■ **WHAT YOU NEED TO DO**: Exactly repeat the material, dropping every picture from the copy.

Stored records
_____

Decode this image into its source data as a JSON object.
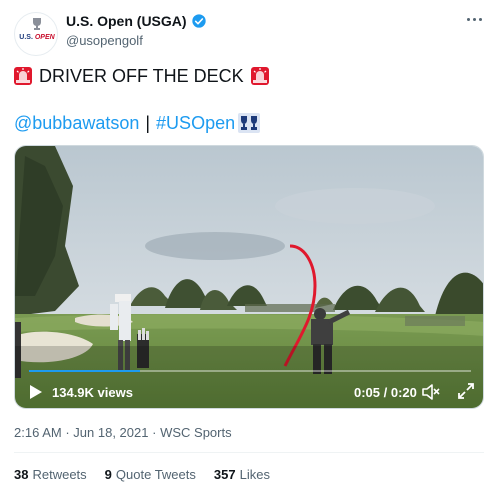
{
  "account": {
    "name": "U.S. Open (USGA)",
    "handle": "@usopengolf",
    "avatar_text_us": "U.S.",
    "avatar_text_open": "OPEN",
    "verified": true
  },
  "tweet": {
    "line1": "DRIVER OFF THE DECK",
    "mention": "@bubbawatson",
    "separator": "|",
    "hashtag": "#USOpen",
    "emojis": [
      "siren-emoji",
      "trophy-hashflag"
    ]
  },
  "video": {
    "views": "134.9K views",
    "time": "0:05 / 0:20",
    "progress": 0.25
  },
  "meta": {
    "time": "2:16 AM",
    "dot1": "·",
    "date": "Jun 18, 2021",
    "dot2": "·",
    "source": "WSC Sports"
  },
  "stats": {
    "retweets_count": "38",
    "retweets_label": "Retweets",
    "quotes_count": "9",
    "quotes_label": "Quote Tweets",
    "likes_count": "357",
    "likes_label": "Likes"
  },
  "colors": {
    "link": "#1d9bf0",
    "text": "#0f1419",
    "secondary": "#536471",
    "tracer": "#e0182d"
  }
}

_____

■ **THE SOLUTION**:
Decode this image into its source data as a JSON object.
{
  "account": {
    "name": "U.S. Open (USGA)",
    "handle": "@usopengolf",
    "avatar_text_us": "U.S.",
    "avatar_text_open": "OPEN",
    "verified": true
  },
  "tweet": {
    "line1": "DRIVER OFF THE DECK",
    "mention": "@bubbawatson",
    "separator": "|",
    "hashtag": "#USOpen",
    "emojis": [
      "siren-emoji",
      "trophy-hashflag"
    ]
  },
  "video": {
    "views": "134.9K views",
    "time": "0:05 / 0:20",
    "progress": 0.25
  },
  "meta": {
    "time": "2:16 AM",
    "dot1": "·",
    "date": "Jun 18, 2021",
    "dot2": "·",
    "source": "WSC Sports"
  },
  "stats": {
    "retweets_count": "38",
    "retweets_label": "Retweets",
    "quotes_count": "9",
    "quotes_label": "Quote Tweets",
    "likes_count": "357",
    "likes_label": "Likes"
  },
  "colors": {
    "link": "#1d9bf0",
    "text": "#0f1419",
    "secondary": "#536471",
    "tracer": "#e0182d"
  }
}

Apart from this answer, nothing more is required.